Prompt. Across the entries below, how many lines contain the word "boundary"? Give the number alone.

☆ ☆ ☆ ☆

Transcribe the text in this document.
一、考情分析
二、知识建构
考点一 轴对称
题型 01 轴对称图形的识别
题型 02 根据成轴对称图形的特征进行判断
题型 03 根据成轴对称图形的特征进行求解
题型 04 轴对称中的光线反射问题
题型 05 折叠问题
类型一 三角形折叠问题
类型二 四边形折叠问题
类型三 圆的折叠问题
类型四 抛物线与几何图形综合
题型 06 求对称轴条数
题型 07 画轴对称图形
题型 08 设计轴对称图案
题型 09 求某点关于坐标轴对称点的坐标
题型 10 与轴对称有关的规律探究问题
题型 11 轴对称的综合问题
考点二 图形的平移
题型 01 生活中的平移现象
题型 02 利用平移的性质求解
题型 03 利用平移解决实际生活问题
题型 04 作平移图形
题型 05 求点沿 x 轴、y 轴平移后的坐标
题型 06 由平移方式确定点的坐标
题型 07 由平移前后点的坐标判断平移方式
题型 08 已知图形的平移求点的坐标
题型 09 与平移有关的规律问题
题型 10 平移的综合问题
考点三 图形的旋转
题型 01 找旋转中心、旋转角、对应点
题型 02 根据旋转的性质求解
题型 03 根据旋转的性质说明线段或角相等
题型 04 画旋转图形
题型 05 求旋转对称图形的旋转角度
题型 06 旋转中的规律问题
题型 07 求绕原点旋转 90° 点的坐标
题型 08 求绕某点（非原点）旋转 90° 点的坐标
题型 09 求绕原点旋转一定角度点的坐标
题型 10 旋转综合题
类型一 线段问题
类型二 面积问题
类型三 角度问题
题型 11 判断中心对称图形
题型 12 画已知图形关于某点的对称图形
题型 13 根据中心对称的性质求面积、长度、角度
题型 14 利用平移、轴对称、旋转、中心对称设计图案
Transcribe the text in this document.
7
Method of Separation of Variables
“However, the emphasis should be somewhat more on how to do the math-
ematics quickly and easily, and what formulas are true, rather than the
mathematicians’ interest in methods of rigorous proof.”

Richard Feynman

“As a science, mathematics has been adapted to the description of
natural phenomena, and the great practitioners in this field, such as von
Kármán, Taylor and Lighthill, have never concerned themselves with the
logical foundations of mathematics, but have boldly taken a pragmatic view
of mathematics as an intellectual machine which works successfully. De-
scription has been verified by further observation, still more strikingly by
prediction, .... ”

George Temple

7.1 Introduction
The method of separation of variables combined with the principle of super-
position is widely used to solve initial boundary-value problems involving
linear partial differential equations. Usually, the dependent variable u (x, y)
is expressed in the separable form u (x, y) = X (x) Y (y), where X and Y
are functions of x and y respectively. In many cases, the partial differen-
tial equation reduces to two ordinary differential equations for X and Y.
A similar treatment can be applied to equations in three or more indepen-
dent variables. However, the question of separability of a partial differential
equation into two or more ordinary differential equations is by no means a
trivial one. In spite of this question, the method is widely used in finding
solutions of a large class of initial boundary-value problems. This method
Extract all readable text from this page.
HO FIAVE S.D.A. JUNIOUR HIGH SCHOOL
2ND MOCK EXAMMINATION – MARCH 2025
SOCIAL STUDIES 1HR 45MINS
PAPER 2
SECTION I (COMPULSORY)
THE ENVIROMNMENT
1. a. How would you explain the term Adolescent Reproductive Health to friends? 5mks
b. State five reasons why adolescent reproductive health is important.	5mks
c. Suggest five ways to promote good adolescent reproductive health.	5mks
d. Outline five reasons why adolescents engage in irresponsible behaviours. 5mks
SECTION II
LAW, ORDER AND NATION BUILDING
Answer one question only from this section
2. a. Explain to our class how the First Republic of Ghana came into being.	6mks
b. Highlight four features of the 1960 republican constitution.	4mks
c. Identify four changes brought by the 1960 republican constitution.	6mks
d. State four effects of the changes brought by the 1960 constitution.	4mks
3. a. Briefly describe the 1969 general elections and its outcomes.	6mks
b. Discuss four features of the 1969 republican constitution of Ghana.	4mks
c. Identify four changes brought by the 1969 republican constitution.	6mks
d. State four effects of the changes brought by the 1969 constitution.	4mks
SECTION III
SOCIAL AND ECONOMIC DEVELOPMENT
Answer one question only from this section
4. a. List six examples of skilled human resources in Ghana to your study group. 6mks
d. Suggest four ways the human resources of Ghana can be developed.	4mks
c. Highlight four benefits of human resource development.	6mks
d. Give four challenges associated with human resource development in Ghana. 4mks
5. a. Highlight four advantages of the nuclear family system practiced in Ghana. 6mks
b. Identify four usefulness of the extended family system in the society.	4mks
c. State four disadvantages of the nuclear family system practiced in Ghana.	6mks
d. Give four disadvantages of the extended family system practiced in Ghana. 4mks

☆ ☆ ☆ ☆

Output of the exercise. 2